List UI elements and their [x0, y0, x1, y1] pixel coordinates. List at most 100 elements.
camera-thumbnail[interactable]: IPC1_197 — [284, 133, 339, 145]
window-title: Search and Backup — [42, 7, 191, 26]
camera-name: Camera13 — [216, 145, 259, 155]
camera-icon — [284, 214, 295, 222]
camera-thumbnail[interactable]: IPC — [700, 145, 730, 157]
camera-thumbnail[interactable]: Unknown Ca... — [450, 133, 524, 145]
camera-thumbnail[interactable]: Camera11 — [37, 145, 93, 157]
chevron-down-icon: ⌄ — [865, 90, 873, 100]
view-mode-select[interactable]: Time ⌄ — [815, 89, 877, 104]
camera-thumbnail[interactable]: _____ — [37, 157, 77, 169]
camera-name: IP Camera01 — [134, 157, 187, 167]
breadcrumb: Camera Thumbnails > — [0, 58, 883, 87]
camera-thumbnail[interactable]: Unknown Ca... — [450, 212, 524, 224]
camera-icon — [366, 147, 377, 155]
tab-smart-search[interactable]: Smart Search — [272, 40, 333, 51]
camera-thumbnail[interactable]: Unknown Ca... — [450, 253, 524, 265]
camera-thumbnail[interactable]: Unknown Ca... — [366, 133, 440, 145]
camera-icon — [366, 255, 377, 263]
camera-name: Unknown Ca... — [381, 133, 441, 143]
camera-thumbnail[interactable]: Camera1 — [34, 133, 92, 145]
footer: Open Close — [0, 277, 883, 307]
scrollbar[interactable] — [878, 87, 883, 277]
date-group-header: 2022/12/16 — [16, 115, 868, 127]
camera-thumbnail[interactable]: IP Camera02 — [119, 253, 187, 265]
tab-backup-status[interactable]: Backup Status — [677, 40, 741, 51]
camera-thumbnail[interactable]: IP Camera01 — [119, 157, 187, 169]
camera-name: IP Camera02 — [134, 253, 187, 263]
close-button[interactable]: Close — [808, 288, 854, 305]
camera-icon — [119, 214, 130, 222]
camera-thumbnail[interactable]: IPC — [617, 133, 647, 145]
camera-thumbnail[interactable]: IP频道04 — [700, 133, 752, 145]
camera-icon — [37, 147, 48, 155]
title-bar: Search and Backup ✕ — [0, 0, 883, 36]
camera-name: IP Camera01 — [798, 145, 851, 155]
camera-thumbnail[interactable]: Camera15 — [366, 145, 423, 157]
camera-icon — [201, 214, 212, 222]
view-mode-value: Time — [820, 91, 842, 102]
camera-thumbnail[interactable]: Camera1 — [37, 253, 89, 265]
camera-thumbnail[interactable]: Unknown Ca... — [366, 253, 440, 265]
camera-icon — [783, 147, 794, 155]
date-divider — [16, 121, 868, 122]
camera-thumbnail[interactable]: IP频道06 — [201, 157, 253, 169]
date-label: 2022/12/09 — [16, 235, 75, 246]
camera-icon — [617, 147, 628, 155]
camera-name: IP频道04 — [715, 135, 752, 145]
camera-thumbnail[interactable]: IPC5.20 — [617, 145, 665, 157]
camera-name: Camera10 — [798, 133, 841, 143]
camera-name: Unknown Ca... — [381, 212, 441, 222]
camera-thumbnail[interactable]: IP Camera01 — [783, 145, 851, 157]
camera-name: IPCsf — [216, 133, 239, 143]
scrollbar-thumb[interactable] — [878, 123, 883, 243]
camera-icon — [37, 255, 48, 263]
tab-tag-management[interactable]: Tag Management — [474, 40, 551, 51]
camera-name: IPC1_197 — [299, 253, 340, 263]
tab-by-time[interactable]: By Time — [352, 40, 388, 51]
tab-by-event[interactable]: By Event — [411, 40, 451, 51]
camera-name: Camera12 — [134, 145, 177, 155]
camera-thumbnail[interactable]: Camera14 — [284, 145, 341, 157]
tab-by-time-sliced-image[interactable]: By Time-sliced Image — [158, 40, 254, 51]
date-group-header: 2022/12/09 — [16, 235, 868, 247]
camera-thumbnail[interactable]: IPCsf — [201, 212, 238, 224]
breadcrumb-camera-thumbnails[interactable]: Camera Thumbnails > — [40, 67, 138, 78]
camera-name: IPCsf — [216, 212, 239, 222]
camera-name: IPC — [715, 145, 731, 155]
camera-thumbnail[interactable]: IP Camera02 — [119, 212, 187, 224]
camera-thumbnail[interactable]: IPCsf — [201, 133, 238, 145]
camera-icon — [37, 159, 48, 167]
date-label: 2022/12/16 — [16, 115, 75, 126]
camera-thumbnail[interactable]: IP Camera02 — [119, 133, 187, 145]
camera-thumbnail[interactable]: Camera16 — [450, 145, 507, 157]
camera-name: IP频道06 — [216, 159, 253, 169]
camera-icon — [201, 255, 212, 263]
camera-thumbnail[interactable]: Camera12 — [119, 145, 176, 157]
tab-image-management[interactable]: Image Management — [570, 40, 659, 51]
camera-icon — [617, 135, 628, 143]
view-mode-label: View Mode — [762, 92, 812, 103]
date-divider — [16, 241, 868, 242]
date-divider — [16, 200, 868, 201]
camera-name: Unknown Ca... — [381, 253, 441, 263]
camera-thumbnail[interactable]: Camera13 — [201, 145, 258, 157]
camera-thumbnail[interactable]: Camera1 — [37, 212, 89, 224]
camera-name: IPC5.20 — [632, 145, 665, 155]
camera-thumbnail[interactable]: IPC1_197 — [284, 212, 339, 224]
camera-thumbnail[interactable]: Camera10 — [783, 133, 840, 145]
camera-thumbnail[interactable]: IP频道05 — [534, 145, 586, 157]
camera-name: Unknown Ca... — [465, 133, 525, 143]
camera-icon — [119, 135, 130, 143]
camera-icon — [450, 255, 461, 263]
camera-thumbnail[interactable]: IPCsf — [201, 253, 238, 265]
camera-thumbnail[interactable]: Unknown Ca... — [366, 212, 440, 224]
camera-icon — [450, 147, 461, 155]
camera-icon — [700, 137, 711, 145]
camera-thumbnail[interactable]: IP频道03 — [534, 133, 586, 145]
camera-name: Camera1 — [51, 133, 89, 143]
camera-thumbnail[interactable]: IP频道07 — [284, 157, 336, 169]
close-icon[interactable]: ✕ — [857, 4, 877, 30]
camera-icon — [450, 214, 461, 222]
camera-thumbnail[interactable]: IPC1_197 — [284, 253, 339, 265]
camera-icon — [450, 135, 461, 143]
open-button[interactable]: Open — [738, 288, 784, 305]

_____

◆ **Task to complete**:
Copy out, line for line and unchanged, everything in the records from the start down to the line containing "camera-thumbnail[interactable]: Camera15 —", that line included.

◆ **Finished answer**:
List UI elements and their [x0, y0, x1, y1] pixel coordinates. List at most 100 elements.
camera-thumbnail[interactable]: IPC1_197 — [284, 133, 339, 145]
window-title: Search and Backup — [42, 7, 191, 26]
camera-name: Camera13 — [216, 145, 259, 155]
camera-icon — [284, 214, 295, 222]
camera-thumbnail[interactable]: IPC — [700, 145, 730, 157]
camera-thumbnail[interactable]: Unknown Ca... — [450, 133, 524, 145]
camera-thumbnail[interactable]: Camera11 — [37, 145, 93, 157]
chevron-down-icon: ⌄ — [865, 90, 873, 100]
view-mode-select[interactable]: Time ⌄ — [815, 89, 877, 104]
camera-thumbnail[interactable]: _____ — [37, 157, 77, 169]
camera-name: IP Camera01 — [134, 157, 187, 167]
breadcrumb: Camera Thumbnails > — [0, 58, 883, 87]
camera-thumbnail[interactable]: Unknown Ca... — [450, 212, 524, 224]
camera-icon — [366, 147, 377, 155]
tab-smart-search[interactable]: Smart Search — [272, 40, 333, 51]
camera-thumbnail[interactable]: Unknown Ca... — [450, 253, 524, 265]
camera-thumbnail[interactable]: Unknown Ca... — [366, 133, 440, 145]
camera-icon — [366, 255, 377, 263]
camera-name: Unknown Ca... — [381, 133, 441, 143]
camera-thumbnail[interactable]: Camera1 — [34, 133, 92, 145]
footer: Open Close — [0, 277, 883, 307]
scrollbar[interactable] — [878, 87, 883, 277]
date-group-header: 2022/12/16 — [16, 115, 868, 127]
camera-thumbnail[interactable]: IP Camera02 — [119, 253, 187, 265]
tab-backup-status[interactable]: Backup Status — [677, 40, 741, 51]
camera-thumbnail[interactable]: IP Camera01 — [119, 157, 187, 169]
camera-name: IP Camera02 — [134, 253, 187, 263]
close-button[interactable]: Close — [808, 288, 854, 305]
camera-icon — [119, 214, 130, 222]
camera-thumbnail[interactable]: IPC — [617, 133, 647, 145]
camera-thumbnail[interactable]: IP频道04 — [700, 133, 752, 145]
camera-icon — [37, 147, 48, 155]
title-bar: Search and Backup ✕ — [0, 0, 883, 36]
camera-name: IP Camera01 — [798, 145, 851, 155]
camera-thumbnail[interactable]: Camera15 — [366, 145, 423, 157]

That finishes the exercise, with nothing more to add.